━━━ Stored records

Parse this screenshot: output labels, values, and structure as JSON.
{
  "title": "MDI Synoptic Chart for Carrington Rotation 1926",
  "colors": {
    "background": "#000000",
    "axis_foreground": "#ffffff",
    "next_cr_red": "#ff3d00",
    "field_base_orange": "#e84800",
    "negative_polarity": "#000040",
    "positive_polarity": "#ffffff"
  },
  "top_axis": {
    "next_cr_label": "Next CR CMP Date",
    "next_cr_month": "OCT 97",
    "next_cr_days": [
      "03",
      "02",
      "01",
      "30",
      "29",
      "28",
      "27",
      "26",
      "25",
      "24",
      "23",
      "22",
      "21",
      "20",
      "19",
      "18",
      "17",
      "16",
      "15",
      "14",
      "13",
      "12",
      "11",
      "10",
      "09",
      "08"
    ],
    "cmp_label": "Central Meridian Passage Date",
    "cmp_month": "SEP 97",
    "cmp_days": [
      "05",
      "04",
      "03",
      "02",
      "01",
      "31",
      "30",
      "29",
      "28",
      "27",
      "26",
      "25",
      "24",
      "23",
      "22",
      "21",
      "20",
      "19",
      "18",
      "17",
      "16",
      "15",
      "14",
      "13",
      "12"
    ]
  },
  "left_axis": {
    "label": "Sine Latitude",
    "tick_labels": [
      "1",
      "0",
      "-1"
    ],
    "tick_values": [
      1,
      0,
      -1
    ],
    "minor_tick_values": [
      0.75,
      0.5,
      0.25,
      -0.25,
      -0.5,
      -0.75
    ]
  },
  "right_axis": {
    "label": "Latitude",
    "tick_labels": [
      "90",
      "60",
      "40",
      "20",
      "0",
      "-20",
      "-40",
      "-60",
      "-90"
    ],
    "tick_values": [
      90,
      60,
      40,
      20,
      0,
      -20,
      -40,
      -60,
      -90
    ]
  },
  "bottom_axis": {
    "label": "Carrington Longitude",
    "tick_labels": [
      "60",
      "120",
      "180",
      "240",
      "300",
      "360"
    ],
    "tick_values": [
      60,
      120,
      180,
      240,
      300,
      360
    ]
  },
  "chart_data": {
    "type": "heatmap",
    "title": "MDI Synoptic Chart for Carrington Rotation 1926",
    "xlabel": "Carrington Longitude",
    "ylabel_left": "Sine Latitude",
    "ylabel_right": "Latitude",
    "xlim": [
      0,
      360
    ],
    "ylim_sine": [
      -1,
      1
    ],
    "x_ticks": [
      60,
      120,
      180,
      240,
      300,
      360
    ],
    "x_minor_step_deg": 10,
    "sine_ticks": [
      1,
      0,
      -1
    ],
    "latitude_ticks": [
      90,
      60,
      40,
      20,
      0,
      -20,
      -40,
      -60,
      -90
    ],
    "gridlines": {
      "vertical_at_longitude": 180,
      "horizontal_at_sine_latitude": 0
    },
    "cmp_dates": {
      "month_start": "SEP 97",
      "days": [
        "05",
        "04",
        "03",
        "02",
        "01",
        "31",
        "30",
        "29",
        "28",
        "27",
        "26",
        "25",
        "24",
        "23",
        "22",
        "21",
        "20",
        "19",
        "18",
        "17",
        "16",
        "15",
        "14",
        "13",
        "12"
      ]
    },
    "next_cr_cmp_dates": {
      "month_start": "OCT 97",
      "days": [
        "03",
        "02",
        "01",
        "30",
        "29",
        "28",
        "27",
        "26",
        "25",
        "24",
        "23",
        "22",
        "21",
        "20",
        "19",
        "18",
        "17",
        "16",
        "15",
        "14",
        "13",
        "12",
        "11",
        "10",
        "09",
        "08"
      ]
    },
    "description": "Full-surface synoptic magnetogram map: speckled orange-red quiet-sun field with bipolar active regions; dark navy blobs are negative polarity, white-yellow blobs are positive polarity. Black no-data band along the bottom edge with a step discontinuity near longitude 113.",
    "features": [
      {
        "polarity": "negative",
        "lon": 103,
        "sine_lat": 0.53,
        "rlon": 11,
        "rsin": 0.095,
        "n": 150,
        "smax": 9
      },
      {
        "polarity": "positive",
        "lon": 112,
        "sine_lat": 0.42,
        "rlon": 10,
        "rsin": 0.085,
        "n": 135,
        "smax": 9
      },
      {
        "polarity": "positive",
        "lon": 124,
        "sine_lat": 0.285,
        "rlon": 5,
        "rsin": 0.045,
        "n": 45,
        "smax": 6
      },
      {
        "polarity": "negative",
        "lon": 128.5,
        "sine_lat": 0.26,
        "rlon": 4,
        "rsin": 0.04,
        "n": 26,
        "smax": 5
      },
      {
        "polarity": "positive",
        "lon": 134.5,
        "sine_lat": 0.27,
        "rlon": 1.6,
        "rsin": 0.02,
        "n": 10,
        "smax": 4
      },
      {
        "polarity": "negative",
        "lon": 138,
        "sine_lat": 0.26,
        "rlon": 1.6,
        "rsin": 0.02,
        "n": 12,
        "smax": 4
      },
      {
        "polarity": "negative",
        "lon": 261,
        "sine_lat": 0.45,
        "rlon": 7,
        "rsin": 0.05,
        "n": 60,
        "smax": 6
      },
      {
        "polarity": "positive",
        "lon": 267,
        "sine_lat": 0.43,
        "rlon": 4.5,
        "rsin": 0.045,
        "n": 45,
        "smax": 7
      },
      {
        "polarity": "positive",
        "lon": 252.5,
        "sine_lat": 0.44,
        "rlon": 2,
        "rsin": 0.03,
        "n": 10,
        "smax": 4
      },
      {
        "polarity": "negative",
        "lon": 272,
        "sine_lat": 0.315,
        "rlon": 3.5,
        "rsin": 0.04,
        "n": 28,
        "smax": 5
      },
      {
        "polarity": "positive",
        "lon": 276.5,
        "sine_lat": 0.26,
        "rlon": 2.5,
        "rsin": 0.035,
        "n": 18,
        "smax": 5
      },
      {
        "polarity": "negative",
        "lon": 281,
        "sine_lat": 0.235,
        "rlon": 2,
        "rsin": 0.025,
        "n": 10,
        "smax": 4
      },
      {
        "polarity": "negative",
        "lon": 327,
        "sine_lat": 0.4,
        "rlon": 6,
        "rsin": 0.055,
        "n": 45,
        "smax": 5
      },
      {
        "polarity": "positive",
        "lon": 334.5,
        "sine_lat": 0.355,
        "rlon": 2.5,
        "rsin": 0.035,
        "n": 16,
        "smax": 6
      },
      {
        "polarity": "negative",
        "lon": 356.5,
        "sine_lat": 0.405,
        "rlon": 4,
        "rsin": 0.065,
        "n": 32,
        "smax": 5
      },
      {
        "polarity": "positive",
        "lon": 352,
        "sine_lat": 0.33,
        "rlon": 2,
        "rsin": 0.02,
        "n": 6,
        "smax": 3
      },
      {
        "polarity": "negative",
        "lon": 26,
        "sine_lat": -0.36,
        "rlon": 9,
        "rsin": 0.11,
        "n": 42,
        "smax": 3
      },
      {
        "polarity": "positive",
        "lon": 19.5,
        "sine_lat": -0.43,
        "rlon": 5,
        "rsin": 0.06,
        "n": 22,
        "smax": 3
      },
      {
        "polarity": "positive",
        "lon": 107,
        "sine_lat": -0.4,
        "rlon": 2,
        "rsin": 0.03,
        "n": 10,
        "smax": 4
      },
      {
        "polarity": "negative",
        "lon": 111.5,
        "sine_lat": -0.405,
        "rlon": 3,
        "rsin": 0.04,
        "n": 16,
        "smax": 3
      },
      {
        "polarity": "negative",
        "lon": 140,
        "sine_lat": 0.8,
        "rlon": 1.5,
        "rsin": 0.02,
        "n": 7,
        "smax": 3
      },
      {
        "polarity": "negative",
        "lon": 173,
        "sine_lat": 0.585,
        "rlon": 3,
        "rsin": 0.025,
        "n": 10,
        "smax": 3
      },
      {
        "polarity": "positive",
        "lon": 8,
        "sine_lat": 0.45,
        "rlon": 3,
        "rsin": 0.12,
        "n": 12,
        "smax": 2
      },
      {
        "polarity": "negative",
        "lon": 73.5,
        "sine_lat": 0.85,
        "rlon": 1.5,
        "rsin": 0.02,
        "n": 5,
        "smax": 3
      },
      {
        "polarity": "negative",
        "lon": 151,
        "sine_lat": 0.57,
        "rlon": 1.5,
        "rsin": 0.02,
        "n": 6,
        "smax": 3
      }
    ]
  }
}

━━━━━━

### Exercise description
Reply with only the number of lines in the entries that contain the word "title".

### Exercise solution
2